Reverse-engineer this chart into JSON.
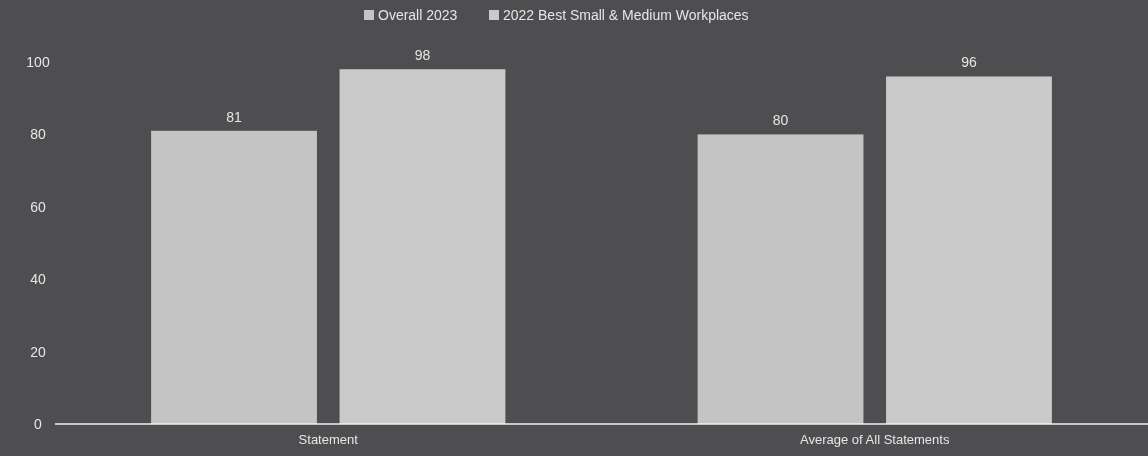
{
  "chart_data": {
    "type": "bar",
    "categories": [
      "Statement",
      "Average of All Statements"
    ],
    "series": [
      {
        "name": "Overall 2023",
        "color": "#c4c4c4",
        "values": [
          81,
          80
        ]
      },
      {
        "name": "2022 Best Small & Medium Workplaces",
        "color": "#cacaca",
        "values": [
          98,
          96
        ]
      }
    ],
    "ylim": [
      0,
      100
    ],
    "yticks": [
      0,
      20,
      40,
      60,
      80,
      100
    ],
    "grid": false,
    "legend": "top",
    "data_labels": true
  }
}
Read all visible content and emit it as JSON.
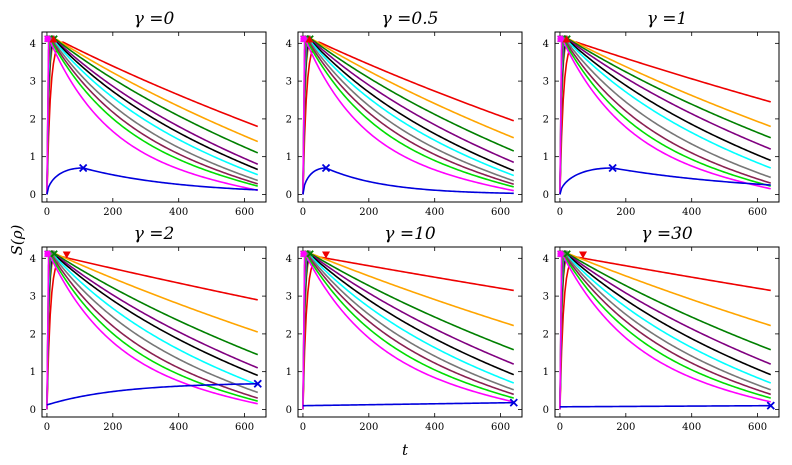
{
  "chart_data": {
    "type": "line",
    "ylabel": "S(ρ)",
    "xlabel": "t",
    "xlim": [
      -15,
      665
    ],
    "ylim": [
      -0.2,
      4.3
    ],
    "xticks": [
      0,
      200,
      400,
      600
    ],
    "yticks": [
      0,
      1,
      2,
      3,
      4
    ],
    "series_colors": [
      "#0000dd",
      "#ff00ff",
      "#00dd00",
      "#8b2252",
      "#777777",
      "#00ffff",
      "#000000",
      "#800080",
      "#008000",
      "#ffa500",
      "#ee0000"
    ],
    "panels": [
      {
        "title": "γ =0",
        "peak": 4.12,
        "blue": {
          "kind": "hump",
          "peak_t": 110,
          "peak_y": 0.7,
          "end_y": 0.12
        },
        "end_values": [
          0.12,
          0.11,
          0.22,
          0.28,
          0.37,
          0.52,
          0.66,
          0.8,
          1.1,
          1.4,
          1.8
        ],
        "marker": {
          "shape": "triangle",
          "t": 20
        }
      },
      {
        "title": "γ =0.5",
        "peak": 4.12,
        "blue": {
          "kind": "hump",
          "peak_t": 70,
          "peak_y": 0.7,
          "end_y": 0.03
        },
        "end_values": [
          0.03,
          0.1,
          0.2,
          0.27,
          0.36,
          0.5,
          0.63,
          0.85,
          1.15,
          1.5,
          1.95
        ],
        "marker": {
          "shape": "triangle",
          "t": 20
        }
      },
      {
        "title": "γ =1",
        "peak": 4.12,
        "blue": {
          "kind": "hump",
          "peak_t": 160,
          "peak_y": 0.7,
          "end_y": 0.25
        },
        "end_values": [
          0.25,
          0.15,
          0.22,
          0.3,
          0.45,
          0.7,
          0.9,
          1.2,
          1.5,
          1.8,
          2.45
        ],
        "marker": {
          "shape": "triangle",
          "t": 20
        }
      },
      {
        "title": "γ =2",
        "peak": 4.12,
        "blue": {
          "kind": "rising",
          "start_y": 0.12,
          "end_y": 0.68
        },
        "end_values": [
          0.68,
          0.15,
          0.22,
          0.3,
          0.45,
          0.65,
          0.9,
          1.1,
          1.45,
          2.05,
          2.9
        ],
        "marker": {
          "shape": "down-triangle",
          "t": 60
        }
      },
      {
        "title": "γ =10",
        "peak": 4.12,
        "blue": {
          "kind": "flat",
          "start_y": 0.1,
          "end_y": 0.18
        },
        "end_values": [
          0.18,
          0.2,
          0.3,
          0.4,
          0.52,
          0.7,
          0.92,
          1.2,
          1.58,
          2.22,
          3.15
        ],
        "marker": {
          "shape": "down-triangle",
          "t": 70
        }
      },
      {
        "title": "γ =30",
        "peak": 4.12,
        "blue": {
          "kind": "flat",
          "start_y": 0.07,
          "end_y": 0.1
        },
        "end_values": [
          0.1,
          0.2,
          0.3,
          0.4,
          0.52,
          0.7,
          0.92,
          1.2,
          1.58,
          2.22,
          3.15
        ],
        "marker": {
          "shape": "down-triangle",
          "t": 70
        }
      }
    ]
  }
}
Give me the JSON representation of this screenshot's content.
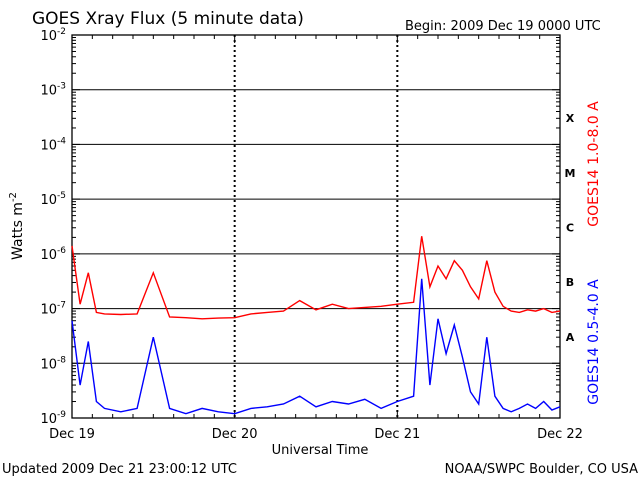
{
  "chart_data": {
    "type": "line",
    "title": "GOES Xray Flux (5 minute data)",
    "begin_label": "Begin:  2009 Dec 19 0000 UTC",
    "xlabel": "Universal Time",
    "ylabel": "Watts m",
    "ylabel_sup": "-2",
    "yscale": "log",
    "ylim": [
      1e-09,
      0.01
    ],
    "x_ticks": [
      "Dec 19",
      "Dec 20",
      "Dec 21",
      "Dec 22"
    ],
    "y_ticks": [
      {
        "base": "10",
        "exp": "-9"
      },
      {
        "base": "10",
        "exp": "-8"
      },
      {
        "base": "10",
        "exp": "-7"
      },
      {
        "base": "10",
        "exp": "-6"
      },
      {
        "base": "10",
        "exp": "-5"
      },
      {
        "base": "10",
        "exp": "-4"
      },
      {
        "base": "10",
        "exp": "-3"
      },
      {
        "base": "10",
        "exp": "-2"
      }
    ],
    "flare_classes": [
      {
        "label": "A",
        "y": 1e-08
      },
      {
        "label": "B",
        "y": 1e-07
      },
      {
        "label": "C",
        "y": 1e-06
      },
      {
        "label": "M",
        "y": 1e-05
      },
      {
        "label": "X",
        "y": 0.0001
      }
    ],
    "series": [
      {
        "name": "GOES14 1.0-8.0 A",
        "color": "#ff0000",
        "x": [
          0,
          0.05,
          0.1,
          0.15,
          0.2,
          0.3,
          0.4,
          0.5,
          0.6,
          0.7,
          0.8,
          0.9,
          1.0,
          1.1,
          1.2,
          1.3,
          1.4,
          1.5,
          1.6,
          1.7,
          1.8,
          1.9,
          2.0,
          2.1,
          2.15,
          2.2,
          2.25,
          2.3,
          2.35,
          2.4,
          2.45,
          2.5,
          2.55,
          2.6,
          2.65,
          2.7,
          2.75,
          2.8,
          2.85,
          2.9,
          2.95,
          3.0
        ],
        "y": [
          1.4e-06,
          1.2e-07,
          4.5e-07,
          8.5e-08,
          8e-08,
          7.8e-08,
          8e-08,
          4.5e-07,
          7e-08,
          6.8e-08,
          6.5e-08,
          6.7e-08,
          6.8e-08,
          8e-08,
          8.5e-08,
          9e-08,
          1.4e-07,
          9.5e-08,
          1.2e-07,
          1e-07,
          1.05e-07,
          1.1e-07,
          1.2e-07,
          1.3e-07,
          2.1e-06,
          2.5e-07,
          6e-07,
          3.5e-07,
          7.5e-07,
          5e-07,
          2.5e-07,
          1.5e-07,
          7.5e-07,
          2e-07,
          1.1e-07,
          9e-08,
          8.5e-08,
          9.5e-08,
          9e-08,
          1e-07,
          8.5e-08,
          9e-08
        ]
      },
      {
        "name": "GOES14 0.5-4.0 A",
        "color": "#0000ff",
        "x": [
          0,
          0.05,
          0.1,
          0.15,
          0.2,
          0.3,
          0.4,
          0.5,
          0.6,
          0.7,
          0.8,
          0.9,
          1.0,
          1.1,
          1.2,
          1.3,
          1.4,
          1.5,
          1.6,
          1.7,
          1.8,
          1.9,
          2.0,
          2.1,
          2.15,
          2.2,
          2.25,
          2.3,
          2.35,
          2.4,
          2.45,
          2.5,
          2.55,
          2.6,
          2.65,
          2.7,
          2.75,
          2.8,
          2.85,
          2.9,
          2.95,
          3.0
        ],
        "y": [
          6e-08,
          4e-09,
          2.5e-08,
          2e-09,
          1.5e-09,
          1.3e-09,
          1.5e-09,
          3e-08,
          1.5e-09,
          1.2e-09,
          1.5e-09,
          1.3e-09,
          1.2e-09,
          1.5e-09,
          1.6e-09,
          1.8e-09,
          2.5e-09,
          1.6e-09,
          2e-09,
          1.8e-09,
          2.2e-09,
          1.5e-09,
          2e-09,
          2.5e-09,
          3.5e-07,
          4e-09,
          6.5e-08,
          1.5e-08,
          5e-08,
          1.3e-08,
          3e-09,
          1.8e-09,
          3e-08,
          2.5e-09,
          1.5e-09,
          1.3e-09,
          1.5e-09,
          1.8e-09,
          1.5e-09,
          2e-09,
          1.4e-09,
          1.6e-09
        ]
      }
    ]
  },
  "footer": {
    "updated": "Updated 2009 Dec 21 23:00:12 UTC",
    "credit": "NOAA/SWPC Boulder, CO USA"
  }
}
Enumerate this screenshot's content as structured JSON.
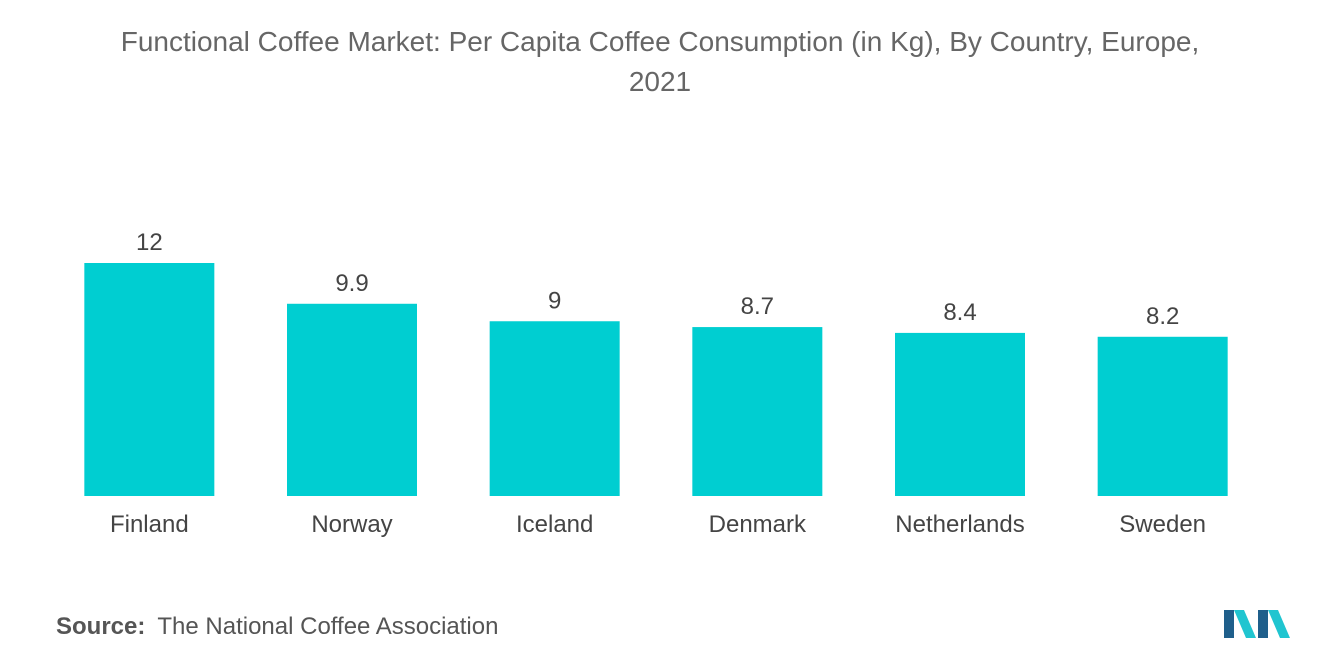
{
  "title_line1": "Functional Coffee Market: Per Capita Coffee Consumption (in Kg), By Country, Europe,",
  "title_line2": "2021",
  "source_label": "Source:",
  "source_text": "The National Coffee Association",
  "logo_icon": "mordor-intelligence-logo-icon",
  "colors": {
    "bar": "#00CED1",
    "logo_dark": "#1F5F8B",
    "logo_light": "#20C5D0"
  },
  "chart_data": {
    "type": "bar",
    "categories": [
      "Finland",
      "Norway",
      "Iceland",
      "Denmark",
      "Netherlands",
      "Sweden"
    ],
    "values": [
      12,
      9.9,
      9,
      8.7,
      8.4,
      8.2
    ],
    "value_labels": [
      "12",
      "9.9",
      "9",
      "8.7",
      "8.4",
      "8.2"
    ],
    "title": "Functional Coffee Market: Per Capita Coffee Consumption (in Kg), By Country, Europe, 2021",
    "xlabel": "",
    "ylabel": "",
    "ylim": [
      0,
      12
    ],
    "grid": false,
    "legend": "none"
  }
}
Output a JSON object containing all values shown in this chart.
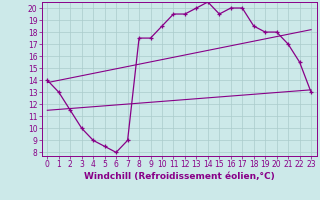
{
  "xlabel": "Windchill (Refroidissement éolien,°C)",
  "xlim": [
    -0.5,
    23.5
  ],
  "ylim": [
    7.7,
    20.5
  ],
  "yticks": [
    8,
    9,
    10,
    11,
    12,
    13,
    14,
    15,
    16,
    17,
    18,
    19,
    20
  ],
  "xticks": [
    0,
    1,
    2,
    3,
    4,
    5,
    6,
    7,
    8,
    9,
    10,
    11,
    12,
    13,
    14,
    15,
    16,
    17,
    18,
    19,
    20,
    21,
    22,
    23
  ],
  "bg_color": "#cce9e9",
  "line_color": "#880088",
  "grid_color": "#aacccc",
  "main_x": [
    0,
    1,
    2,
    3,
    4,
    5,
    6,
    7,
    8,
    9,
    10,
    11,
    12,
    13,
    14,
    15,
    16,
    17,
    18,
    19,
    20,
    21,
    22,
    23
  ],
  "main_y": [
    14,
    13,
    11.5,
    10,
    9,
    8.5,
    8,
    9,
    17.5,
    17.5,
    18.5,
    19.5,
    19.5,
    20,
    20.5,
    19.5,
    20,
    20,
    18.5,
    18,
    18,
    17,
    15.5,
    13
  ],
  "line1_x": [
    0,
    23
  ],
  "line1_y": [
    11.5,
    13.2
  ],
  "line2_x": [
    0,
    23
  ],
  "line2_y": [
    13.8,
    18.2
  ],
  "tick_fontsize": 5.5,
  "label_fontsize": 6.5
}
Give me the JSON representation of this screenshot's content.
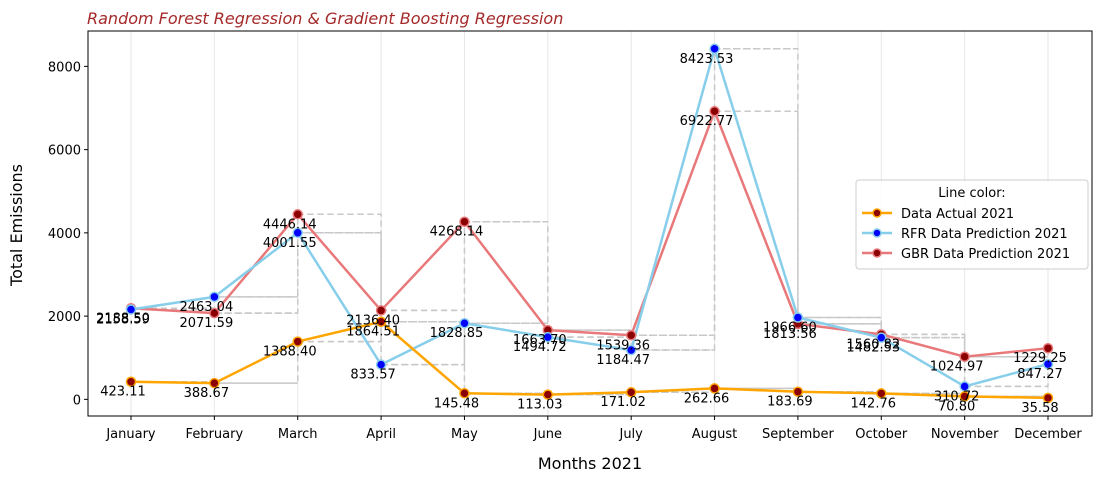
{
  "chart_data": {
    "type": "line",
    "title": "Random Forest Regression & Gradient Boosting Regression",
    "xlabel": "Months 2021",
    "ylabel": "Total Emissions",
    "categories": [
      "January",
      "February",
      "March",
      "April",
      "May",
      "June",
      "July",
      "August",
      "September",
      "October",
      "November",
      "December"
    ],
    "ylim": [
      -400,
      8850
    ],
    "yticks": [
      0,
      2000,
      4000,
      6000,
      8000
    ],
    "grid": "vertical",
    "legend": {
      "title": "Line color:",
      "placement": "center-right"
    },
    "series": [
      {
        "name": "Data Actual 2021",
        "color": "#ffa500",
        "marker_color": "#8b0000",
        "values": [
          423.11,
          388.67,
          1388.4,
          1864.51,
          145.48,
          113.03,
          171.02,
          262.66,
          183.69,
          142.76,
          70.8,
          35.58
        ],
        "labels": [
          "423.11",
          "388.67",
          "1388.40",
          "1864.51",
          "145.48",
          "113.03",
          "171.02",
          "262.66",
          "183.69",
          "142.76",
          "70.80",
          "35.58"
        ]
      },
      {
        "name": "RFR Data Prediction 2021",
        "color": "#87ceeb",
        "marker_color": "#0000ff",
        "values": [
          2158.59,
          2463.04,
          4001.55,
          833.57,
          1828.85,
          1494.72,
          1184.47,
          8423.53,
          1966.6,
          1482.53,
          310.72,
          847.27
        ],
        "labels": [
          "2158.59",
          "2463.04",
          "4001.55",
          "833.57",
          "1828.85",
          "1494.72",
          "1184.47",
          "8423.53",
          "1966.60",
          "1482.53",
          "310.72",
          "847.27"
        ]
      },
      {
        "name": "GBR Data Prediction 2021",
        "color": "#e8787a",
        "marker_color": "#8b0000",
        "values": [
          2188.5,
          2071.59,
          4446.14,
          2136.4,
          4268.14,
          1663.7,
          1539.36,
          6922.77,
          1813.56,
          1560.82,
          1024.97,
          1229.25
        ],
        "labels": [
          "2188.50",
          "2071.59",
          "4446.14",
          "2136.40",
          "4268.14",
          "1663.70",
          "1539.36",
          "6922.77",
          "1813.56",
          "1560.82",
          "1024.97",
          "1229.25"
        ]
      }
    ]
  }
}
----------
Copy out every line in the listing where the word "Coffee" appears.

  "title_line1": "Functional Coffee Market: Per Capita Coffee Consumption (in Kg), By Country, Europe,",
  "source_text": "The National Coffee Association",
    "title": "Functional Coffee Market: Per Capita Coffee Consumption (in Kg), By Country, Europe, 2021",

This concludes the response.